* Task details *
Reproduce verbatim the records from their first line through the line containing "pie-group-label-line: Owner bbox=[500, 208, 532, 220]", with both ends included.

******************************

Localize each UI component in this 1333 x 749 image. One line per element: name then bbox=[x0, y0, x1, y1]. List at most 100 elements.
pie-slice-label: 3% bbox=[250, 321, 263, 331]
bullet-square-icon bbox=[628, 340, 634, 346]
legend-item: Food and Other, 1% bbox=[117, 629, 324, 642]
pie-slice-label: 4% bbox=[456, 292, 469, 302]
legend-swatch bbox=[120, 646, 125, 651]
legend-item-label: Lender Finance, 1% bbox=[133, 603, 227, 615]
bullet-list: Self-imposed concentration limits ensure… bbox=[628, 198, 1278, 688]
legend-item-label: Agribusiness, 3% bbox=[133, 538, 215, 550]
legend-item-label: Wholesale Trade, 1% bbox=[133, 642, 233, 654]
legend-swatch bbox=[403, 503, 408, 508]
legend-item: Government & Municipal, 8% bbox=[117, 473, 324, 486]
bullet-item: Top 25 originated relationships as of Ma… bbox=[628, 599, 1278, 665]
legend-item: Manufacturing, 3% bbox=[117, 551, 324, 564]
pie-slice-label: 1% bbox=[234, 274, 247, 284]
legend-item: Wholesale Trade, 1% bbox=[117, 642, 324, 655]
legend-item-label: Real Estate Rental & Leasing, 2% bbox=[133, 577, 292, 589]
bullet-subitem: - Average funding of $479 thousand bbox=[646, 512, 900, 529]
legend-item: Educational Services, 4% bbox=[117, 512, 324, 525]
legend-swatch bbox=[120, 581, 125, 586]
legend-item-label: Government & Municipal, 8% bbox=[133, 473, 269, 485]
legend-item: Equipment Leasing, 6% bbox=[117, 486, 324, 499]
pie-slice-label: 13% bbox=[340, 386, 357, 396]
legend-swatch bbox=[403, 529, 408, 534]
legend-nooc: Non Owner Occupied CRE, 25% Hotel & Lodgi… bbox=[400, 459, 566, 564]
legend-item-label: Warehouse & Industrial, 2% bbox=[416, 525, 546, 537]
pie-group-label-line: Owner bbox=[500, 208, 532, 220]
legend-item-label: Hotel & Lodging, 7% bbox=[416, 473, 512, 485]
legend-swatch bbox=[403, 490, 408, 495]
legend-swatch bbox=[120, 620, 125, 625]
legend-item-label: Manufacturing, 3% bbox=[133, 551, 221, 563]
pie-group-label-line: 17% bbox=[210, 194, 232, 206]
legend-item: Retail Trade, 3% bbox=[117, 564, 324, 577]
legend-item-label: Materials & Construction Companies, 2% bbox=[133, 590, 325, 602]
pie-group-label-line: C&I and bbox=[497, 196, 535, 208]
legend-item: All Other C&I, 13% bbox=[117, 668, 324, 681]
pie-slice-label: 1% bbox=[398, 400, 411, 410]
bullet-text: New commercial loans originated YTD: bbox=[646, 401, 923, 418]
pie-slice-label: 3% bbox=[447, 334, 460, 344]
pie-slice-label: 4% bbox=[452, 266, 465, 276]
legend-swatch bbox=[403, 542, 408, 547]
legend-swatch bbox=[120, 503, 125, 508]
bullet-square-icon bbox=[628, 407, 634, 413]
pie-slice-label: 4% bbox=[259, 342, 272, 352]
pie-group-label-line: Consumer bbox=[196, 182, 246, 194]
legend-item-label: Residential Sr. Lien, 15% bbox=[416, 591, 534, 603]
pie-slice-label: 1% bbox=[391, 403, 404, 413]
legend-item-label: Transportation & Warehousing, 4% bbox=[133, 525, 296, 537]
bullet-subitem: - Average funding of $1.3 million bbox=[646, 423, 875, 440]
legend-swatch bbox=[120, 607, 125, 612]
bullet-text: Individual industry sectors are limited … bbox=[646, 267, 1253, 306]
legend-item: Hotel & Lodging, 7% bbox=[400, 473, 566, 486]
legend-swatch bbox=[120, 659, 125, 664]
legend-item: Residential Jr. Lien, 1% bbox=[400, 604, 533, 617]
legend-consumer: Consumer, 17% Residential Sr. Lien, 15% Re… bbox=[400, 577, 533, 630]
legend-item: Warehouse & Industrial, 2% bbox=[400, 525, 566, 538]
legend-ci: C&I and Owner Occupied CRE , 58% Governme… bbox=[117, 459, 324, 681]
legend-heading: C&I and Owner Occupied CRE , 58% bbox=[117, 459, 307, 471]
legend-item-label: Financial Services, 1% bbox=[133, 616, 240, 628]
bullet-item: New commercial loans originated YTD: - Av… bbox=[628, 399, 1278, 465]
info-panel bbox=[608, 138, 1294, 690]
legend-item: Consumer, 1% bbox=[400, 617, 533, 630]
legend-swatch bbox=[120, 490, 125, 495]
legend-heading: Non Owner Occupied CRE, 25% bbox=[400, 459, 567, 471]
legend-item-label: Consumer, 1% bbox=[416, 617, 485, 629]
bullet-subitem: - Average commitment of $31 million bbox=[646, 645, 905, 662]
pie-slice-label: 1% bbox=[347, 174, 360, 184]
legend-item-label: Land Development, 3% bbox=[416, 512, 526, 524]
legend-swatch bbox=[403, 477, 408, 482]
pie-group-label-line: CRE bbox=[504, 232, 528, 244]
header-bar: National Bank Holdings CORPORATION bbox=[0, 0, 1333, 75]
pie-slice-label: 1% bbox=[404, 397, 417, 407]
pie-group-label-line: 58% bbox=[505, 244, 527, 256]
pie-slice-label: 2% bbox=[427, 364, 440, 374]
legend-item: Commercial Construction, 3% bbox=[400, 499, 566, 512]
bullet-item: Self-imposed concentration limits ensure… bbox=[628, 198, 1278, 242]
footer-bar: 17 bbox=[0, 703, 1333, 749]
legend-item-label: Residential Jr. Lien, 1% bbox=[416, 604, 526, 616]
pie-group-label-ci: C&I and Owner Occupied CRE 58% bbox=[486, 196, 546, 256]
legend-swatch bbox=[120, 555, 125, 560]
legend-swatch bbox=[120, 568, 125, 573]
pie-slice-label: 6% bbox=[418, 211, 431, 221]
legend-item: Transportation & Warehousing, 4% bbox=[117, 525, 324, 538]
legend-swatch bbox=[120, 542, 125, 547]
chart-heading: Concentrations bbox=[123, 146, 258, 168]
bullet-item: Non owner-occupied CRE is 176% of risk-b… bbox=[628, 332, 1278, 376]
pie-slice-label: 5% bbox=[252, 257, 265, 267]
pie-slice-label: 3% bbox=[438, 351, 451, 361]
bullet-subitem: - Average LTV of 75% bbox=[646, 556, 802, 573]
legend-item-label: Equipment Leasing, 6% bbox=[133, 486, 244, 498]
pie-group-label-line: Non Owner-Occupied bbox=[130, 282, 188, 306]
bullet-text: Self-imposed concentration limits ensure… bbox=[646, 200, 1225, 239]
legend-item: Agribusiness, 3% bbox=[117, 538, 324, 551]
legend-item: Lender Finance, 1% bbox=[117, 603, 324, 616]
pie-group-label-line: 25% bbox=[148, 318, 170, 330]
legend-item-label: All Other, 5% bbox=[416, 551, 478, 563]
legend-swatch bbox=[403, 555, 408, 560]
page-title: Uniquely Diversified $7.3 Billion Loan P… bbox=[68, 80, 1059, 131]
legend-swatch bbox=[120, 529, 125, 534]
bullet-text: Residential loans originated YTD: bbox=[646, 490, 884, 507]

******************************

* Result below *
Localize each UI component in this 1333 x 749 image. One line per element: name then bbox=[x0, y0, x1, y1]. List at most 100 elements.
pie-slice-label: 3% bbox=[250, 321, 263, 331]
bullet-square-icon bbox=[628, 340, 634, 346]
legend-item: Food and Other, 1% bbox=[117, 629, 324, 642]
pie-slice-label: 4% bbox=[456, 292, 469, 302]
legend-swatch bbox=[120, 646, 125, 651]
legend-item-label: Lender Finance, 1% bbox=[133, 603, 227, 615]
bullet-list: Self-imposed concentration limits ensure… bbox=[628, 198, 1278, 688]
legend-item-label: Agribusiness, 3% bbox=[133, 538, 215, 550]
legend-item-label: Wholesale Trade, 1% bbox=[133, 642, 233, 654]
legend-swatch bbox=[403, 503, 408, 508]
legend-item: Government & Municipal, 8% bbox=[117, 473, 324, 486]
bullet-item: Top 25 originated relationships as of Ma… bbox=[628, 599, 1278, 665]
legend-item: Manufacturing, 3% bbox=[117, 551, 324, 564]
pie-slice-label: 1% bbox=[234, 274, 247, 284]
legend-item: Wholesale Trade, 1% bbox=[117, 642, 324, 655]
legend-item-label: Real Estate Rental & Leasing, 2% bbox=[133, 577, 292, 589]
bullet-subitem: - Average funding of $479 thousand bbox=[646, 512, 900, 529]
legend-item: Educational Services, 4% bbox=[117, 512, 324, 525]
legend-swatch bbox=[120, 581, 125, 586]
legend-item-label: Government & Municipal, 8% bbox=[133, 473, 269, 485]
legend-item: Equipment Leasing, 6% bbox=[117, 486, 324, 499]
pie-slice-label: 13% bbox=[340, 386, 357, 396]
legend-swatch bbox=[403, 529, 408, 534]
legend-nooc: Non Owner Occupied CRE, 25% Hotel & Lodgi… bbox=[400, 459, 566, 564]
legend-item-label: Warehouse & Industrial, 2% bbox=[416, 525, 546, 537]
pie-group-label-line: Owner bbox=[500, 208, 532, 220]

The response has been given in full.